*Stored items*.

☆ ☆ ☆ ☆ ☆

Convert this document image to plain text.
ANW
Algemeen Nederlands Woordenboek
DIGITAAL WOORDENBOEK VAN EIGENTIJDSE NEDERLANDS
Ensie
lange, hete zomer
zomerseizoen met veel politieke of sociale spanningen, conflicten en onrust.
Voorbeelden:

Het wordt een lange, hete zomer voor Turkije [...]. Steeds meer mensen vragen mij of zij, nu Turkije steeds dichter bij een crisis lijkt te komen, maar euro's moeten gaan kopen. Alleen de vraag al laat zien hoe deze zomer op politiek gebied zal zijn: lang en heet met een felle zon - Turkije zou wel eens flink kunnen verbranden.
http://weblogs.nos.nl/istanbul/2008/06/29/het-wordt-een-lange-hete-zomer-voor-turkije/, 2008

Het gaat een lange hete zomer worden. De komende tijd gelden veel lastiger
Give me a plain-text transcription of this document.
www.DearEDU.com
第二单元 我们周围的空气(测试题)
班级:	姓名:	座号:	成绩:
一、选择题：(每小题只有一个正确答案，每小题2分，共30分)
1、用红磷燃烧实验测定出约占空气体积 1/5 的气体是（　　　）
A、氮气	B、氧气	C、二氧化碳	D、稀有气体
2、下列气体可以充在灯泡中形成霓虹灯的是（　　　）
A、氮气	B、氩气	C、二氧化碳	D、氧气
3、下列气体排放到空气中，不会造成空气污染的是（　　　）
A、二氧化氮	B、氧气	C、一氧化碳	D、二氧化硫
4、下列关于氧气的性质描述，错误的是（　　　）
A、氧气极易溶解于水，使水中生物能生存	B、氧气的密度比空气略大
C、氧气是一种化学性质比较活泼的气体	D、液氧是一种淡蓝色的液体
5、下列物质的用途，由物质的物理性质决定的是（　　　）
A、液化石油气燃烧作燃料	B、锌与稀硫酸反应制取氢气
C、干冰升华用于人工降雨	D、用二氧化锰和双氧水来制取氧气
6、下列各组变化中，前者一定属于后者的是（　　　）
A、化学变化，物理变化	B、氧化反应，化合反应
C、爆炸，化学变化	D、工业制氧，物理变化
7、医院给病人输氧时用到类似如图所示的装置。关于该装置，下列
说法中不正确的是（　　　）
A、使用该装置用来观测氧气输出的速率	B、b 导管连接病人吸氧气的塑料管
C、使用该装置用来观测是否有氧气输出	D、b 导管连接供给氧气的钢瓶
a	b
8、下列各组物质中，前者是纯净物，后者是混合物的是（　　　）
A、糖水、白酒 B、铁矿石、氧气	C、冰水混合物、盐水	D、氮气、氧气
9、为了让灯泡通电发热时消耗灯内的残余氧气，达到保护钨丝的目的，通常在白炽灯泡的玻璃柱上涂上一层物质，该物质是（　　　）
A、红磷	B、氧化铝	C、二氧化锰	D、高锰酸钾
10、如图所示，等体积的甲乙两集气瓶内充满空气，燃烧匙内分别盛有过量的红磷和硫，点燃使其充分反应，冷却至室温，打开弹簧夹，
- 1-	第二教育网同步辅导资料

☆ ☆ ☆ ☆ ☆

*To be done*. Every line from the one containing "Give me a plain-text" through the end of the data must be repeated exactly, and no other line.

*Answer to the problem*.
Give me a plain-text transcription of this document.
www.DearEDU.com
第二单元 我们周围的空气(测试题)
班级:	姓名:	座号:	成绩:
一、选择题：(每小题只有一个正确答案，每小题2分，共30分)
1、用红磷燃烧实验测定出约占空气体积 1/5 的气体是（　　　）
A、氮气	B、氧气	C、二氧化碳	D、稀有气体
2、下列气体可以充在灯泡中形成霓虹灯的是（　　　）
A、氮气	B、氩气	C、二氧化碳	D、氧气
3、下列气体排放到空气中，不会造成空气污染的是（　　　）
A、二氧化氮	B、氧气	C、一氧化碳	D、二氧化硫
4、下列关于氧气的性质描述，错误的是（　　　）
A、氧气极易溶解于水，使水中生物能生存	B、氧气的密度比空气略大
C、氧气是一种化学性质比较活泼的气体	D、液氧是一种淡蓝色的液体
5、下列物质的用途，由物质的物理性质决定的是（　　　）
A、液化石油气燃烧作燃料	B、锌与稀硫酸反应制取氢气
C、干冰升华用于人工降雨	D、用二氧化锰和双氧水来制取氧气
6、下列各组变化中，前者一定属于后者的是（　　　）
A、化学变化，物理变化	B、氧化反应，化合反应
C、爆炸，化学变化	D、工业制氧，物理变化
7、医院给病人输氧时用到类似如图所示的装置。关于该装置，下列
说法中不正确的是（　　　）
A、使用该装置用来观测氧气输出的速率	B、b 导管连接病人吸氧气的塑料管
C、使用该装置用来观测是否有氧气输出	D、b 导管连接供给氧气的钢瓶
a	b
8、下列各组物质中，前者是纯净物，后者是混合物的是（　　　）
A、糖水、白酒 B、铁矿石、氧气	C、冰水混合物、盐水	D、氮气、氧气
9、为了让灯泡通电发热时消耗灯内的残余氧气，达到保护钨丝的目的，通常在白炽灯泡的玻璃柱上涂上一层物质，该物质是（　　　）
A、红磷	B、氧化铝	C、二氧化锰	D、高锰酸钾
10、如图所示，等体积的甲乙两集气瓶内充满空气，燃烧匙内分别盛有过量的红磷和硫，点燃使其充分反应，冷却至室温，打开弹簧夹，
- 1-	第二教育网同步辅导资料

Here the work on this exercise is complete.